◆ TASK TO COMPLETE
Leave out the pictures and retype exactly the lines from the one with "Type out the text in this image." through the end of the records.

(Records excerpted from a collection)
--------------------------------------------------
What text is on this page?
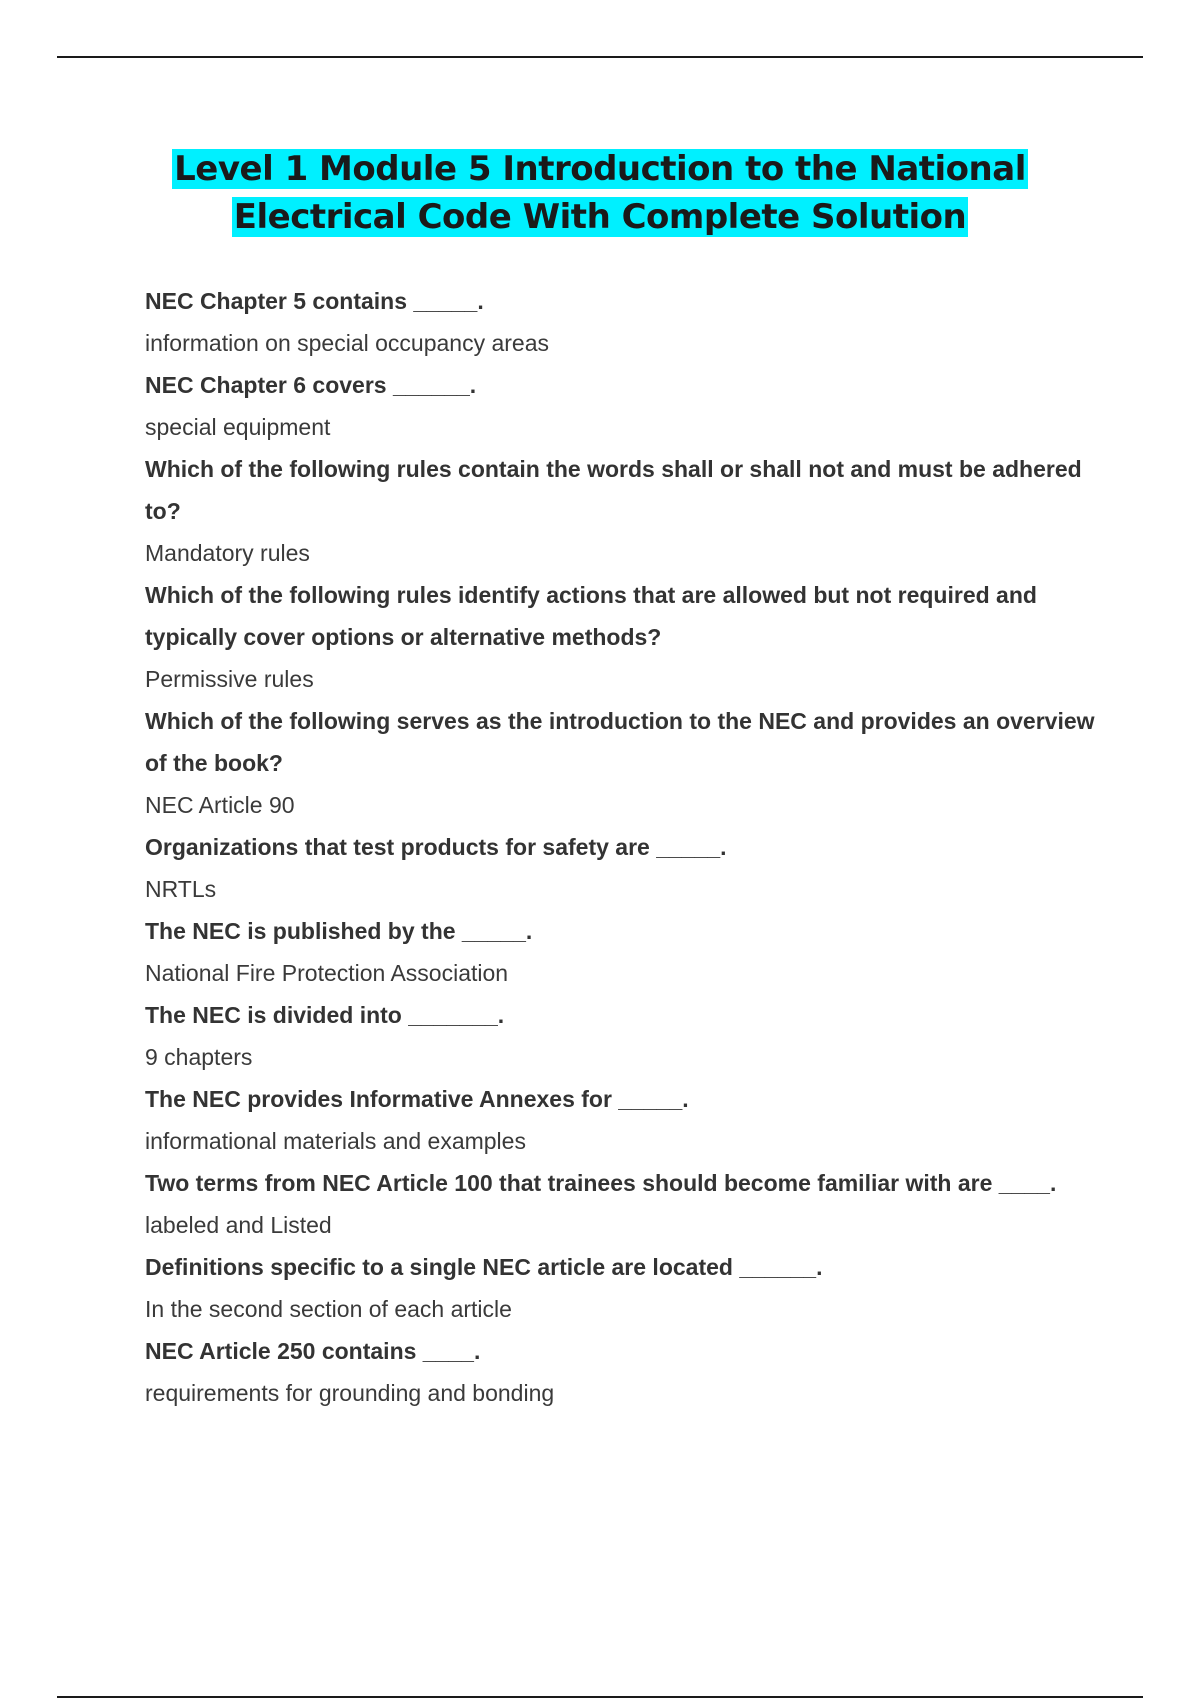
Level 1 Module 5 Introduction to the National Electrical Code With Complete Solution

NEC Chapter 5 contains _____.

information on special occupancy areas

NEC Chapter 6 covers ______.

special equipment

Which of the following rules contain the words shall or shall not and must be adhered to?

Mandatory rules

Which of the following rules identify actions that are allowed but not required and typically cover options or alternative methods?

Permissive rules

Which of the following serves as the introduction to the NEC and provides an overview of the book?

NEC Article 90

Organizations that test products for safety are _____.

NRTLs

The NEC is published by the _____.

National Fire Protection Association

The NEC is divided into _______.

9 chapters

The NEC provides Informative Annexes for _____.

informational materials and examples

Two terms from NEC Article 100 that trainees should become familiar with are ____.

labeled and Listed

Definitions specific to a single NEC article are located ______.

In the second section of each article

NEC Article 250 contains ____.

requirements for grounding and bonding
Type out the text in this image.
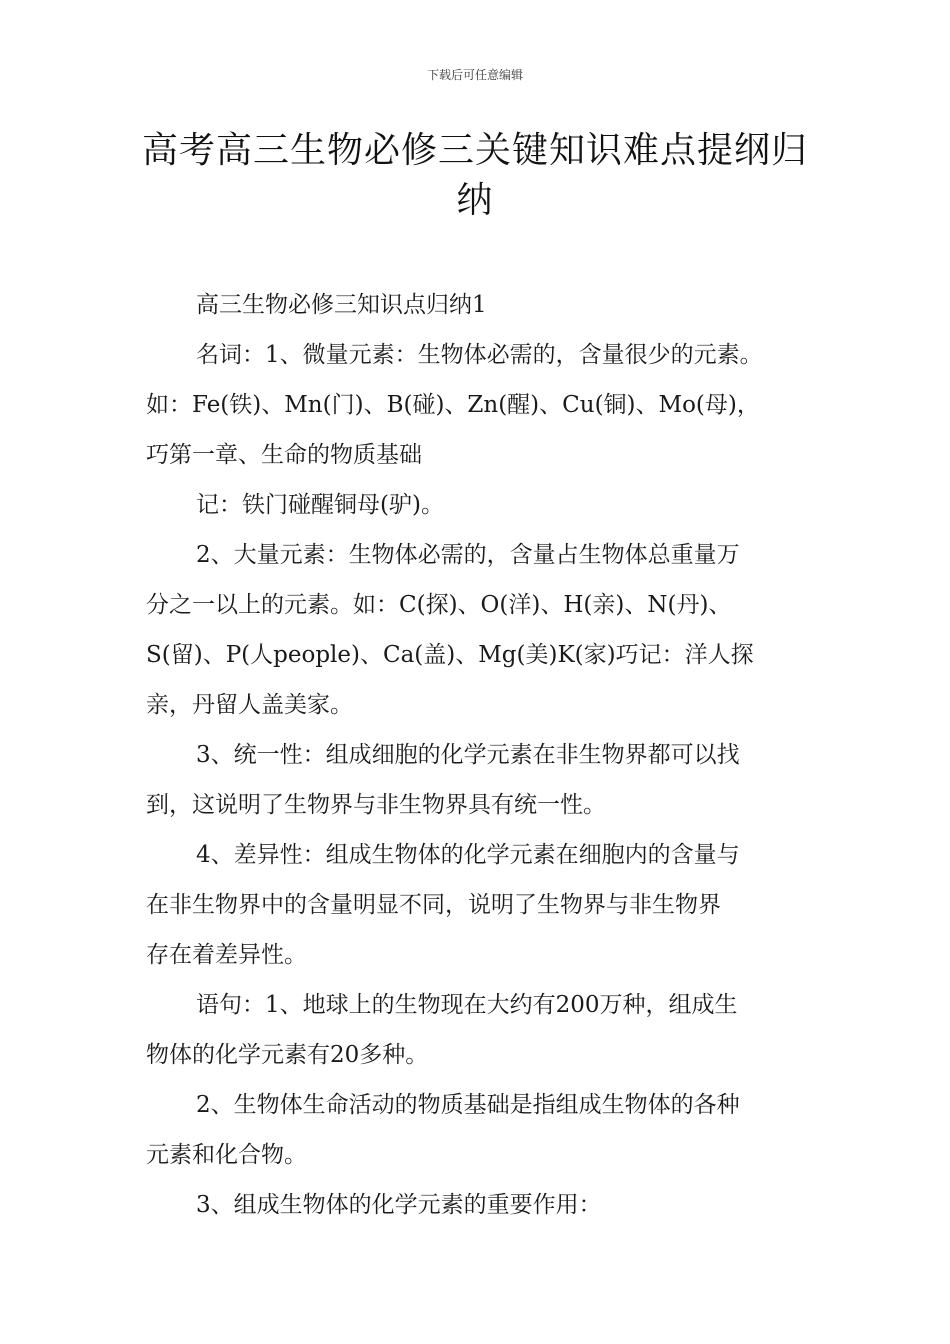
下载后可任意编辑
高考高三生物必修三关键知识难点提纲归
纳
高三生物必修三知识点归纳1
名词：1、微量元素：生物体必需的，含量很少的元素。
如：Fe(铁)、Mn(门)、B(碰)、Zn(醒)、Cu(铜)、Mo(母)，
巧第一章、生命的物质基础
记：铁门碰醒铜母(驴)。
2、大量元素：生物体必需的，含量占生物体总重量万
分之一以上的元素。如：C(探)、O(洋)、H(亲)、N(丹)、
S(留)、P(人people)、Ca(盖)、Mg(美)K(家)巧记：洋人探
亲，丹留人盖美家。
3、统一性：组成细胞的化学元素在非生物界都可以找
到，这说明了生物界与非生物界具有统一性。
4、差异性：组成生物体的化学元素在细胞内的含量与
在非生物界中的含量明显不同，说明了生物界与非生物界
存在着差异性。
语句：1、地球上的生物现在大约有200万种，组成生
物体的化学元素有20多种。
2、生物体生命活动的物质基础是指组成生物体的各种
元素和化合物。
3、组成生物体的化学元素的重要作用：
--------------------------------------------------
◆ CORRECT OUTPUT
Type out the text in this image.
下载后可任意编辑
高考高三生物必修三关键知识难点提纲归
纳
高三生物必修三知识点归纳1
名词：1、微量元素：生物体必需的，含量很少的元素。
如：Fe(铁)、Mn(门)、B(碰)、Zn(醒)、Cu(铜)、Mo(母)，
巧第一章、生命的物质基础
记：铁门碰醒铜母(驴)。
2、大量元素：生物体必需的，含量占生物体总重量万
分之一以上的元素。如：C(探)、O(洋)、H(亲)、N(丹)、
S(留)、P(人people)、Ca(盖)、Mg(美)K(家)巧记：洋人探
亲，丹留人盖美家。
3、统一性：组成细胞的化学元素在非生物界都可以找
到，这说明了生物界与非生物界具有统一性。
4、差异性：组成生物体的化学元素在细胞内的含量与
在非生物界中的含量明显不同，说明了生物界与非生物界
存在着差异性。
语句：1、地球上的生物现在大约有200万种，组成生
物体的化学元素有20多种。
2、生物体生命活动的物质基础是指组成生物体的各种
元素和化合物。
3、组成生物体的化学元素的重要作用：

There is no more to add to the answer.